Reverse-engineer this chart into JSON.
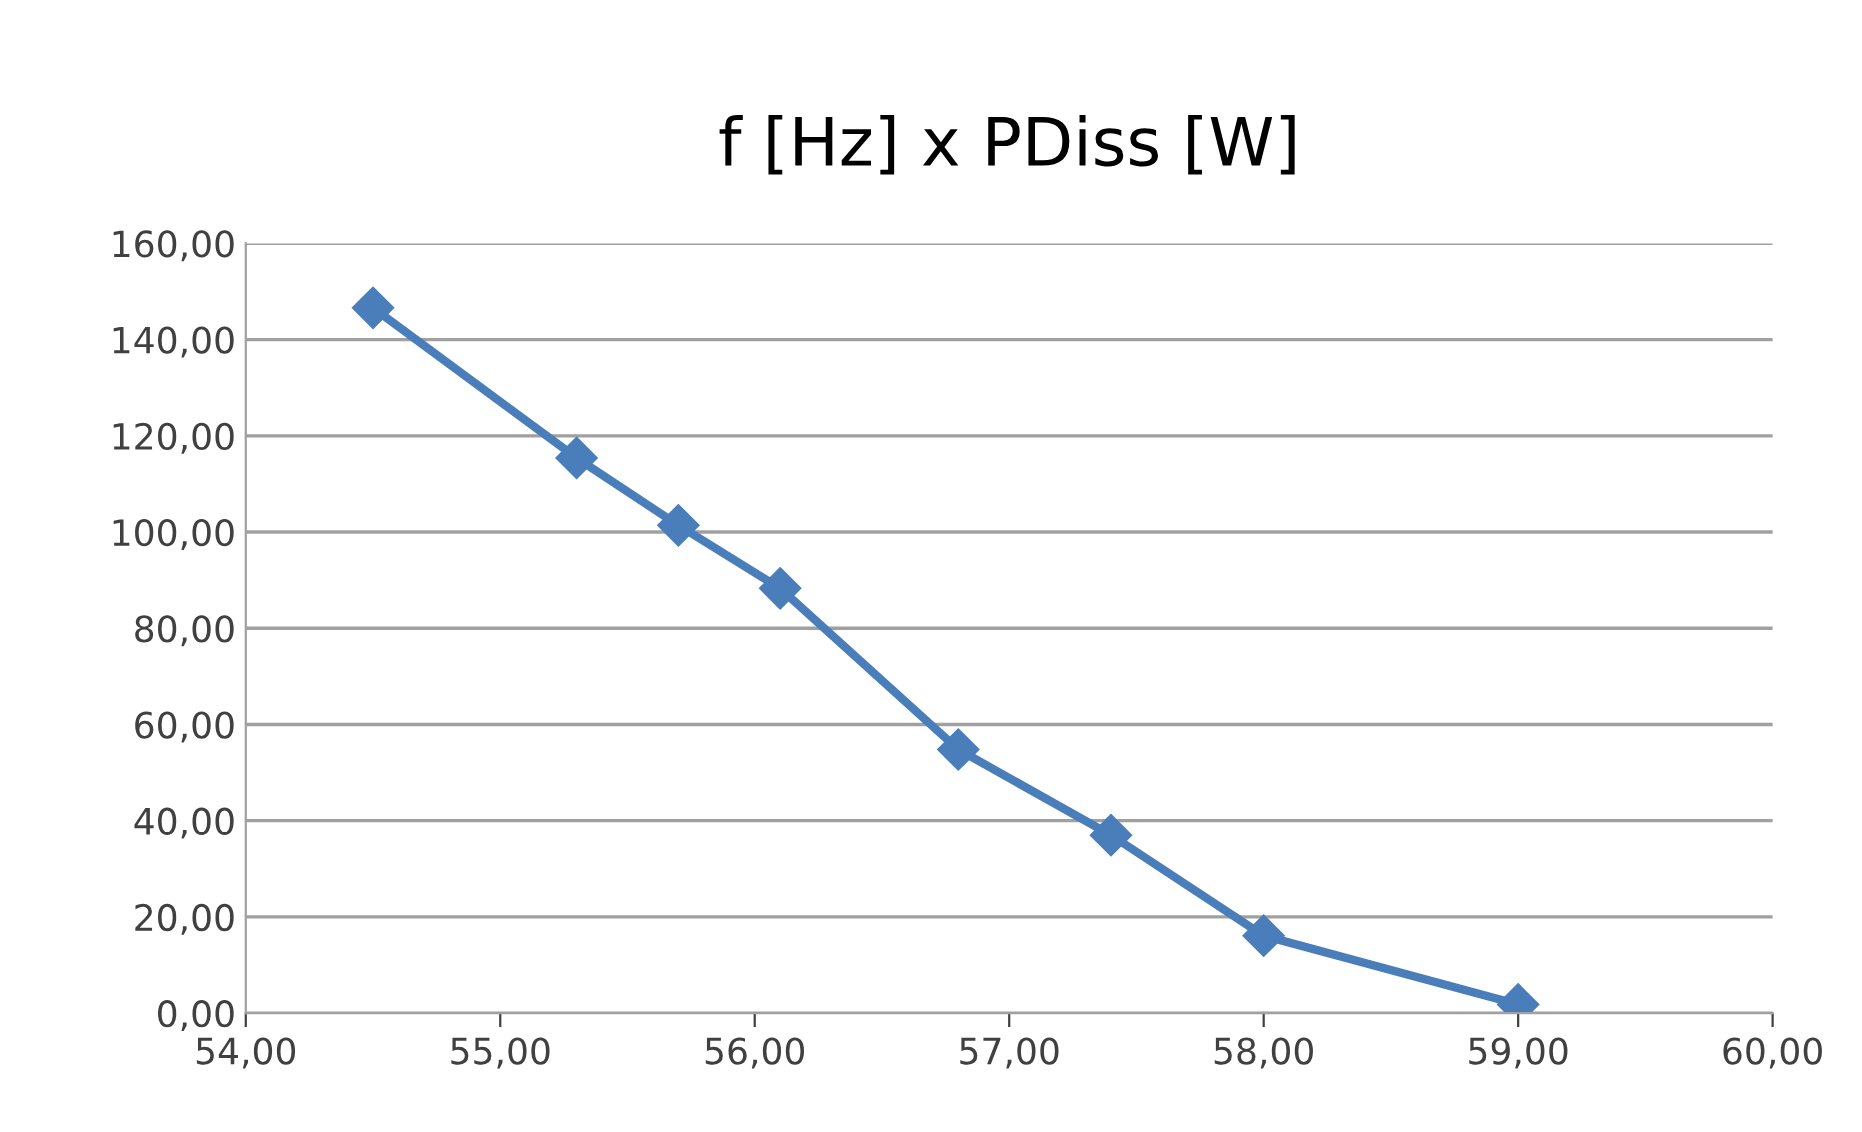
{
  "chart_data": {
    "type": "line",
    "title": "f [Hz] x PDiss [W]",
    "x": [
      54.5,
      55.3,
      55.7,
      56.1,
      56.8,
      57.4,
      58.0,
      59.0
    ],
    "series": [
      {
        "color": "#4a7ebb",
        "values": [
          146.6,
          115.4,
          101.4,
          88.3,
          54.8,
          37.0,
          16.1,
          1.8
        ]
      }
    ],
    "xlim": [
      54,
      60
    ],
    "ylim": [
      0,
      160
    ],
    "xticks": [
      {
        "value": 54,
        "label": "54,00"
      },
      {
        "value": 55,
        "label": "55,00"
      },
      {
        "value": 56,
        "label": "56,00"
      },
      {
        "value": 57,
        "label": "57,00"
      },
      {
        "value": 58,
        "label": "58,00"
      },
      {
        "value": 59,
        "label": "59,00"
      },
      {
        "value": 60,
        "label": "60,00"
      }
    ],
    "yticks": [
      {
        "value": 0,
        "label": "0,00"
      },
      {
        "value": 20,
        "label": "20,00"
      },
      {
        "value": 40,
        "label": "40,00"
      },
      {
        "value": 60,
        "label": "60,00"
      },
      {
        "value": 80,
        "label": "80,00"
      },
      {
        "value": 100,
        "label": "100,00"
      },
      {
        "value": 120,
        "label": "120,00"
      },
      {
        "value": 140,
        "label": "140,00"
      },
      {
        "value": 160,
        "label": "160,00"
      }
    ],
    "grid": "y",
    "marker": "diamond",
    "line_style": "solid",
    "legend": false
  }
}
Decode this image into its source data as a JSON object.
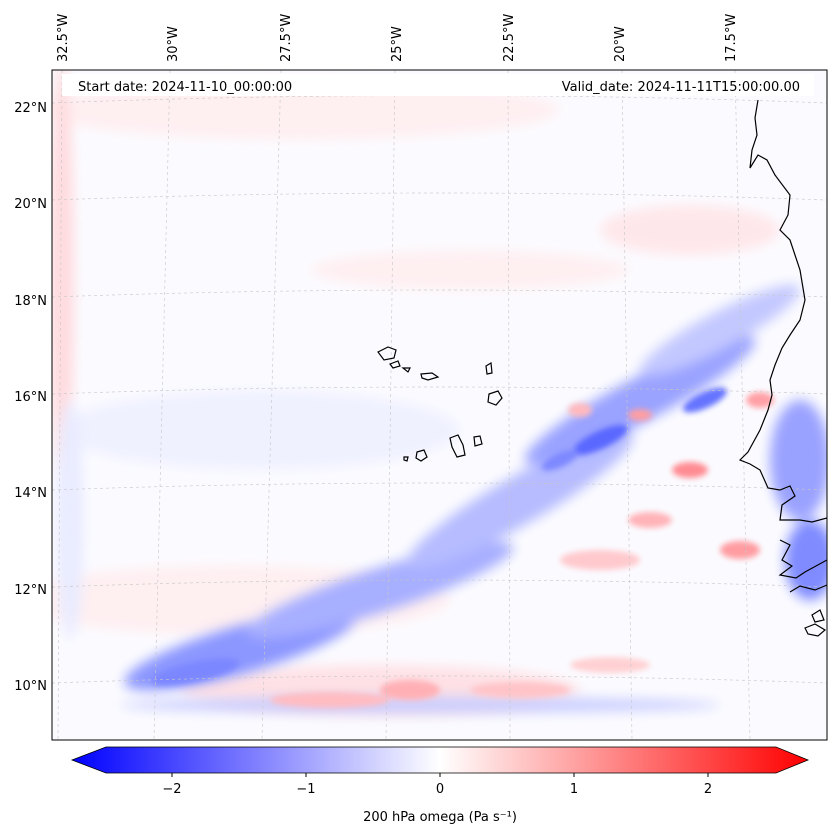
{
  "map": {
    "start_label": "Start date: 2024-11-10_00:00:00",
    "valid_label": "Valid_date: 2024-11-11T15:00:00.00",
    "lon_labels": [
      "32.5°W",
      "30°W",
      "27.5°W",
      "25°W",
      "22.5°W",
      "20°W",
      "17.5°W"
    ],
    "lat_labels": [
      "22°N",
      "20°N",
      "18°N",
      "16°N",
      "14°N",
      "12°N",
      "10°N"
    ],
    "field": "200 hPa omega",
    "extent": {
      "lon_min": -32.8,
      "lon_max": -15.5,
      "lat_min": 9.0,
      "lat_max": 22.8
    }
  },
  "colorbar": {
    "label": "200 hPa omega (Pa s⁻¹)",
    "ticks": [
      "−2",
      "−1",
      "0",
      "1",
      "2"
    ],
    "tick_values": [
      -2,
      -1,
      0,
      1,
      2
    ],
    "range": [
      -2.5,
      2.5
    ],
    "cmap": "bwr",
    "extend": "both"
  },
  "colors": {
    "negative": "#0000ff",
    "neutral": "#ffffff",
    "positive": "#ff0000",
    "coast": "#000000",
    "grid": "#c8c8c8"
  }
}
------------------------------------
What you will do: Omit any images, then output the listing exactly.

Response:
Reverse-engineer this chart into JSON.
{
  "chart_data": {
    "type": "line",
    "title": "f [Hz] x PDiss [W]",
    "x": [
      54.5,
      55.3,
      55.7,
      56.1,
      56.8,
      57.4,
      58.0,
      59.0
    ],
    "series": [
      {
        "color": "#4a7ebb",
        "values": [
          146.6,
          115.4,
          101.4,
          88.3,
          54.8,
          37.0,
          16.1,
          1.8
        ]
      }
    ],
    "xlim": [
      54,
      60
    ],
    "ylim": [
      0,
      160
    ],
    "xticks": [
      {
        "value": 54,
        "label": "54,00"
      },
      {
        "value": 55,
        "label": "55,00"
      },
      {
        "value": 56,
        "label": "56,00"
      },
      {
        "value": 57,
        "label": "57,00"
      },
      {
        "value": 58,
        "label": "58,00"
      },
      {
        "value": 59,
        "label": "59,00"
      },
      {
        "value": 60,
        "label": "60,00"
      }
    ],
    "yticks": [
      {
        "value": 0,
        "label": "0,00"
      },
      {
        "value": 20,
        "label": "20,00"
      },
      {
        "value": 40,
        "label": "40,00"
      },
      {
        "value": 60,
        "label": "60,00"
      },
      {
        "value": 80,
        "label": "80,00"
      },
      {
        "value": 100,
        "label": "100,00"
      },
      {
        "value": 120,
        "label": "120,00"
      },
      {
        "value": 140,
        "label": "140,00"
      },
      {
        "value": 160,
        "label": "160,00"
      }
    ],
    "grid": "y",
    "marker": "diamond",
    "line_style": "solid",
    "legend": false
  }
}
Decode this image into its source data as a JSON object.
{
  "map": {
    "start_label": "Start date: 2024-11-10_00:00:00",
    "valid_label": "Valid_date: 2024-11-11T15:00:00.00",
    "lon_labels": [
      "32.5°W",
      "30°W",
      "27.5°W",
      "25°W",
      "22.5°W",
      "20°W",
      "17.5°W"
    ],
    "lat_labels": [
      "22°N",
      "20°N",
      "18°N",
      "16°N",
      "14°N",
      "12°N",
      "10°N"
    ],
    "field": "200 hPa omega",
    "extent": {
      "lon_min": -32.8,
      "lon_max": -15.5,
      "lat_min": 9.0,
      "lat_max": 22.8
    }
  },
  "colorbar": {
    "label": "200 hPa omega (Pa s⁻¹)",
    "ticks": [
      "−2",
      "−1",
      "0",
      "1",
      "2"
    ],
    "tick_values": [
      -2,
      -1,
      0,
      1,
      2
    ],
    "range": [
      -2.5,
      2.5
    ],
    "cmap": "bwr",
    "extend": "both"
  },
  "colors": {
    "negative": "#0000ff",
    "neutral": "#ffffff",
    "positive": "#ff0000",
    "coast": "#000000",
    "grid": "#c8c8c8"
  }
}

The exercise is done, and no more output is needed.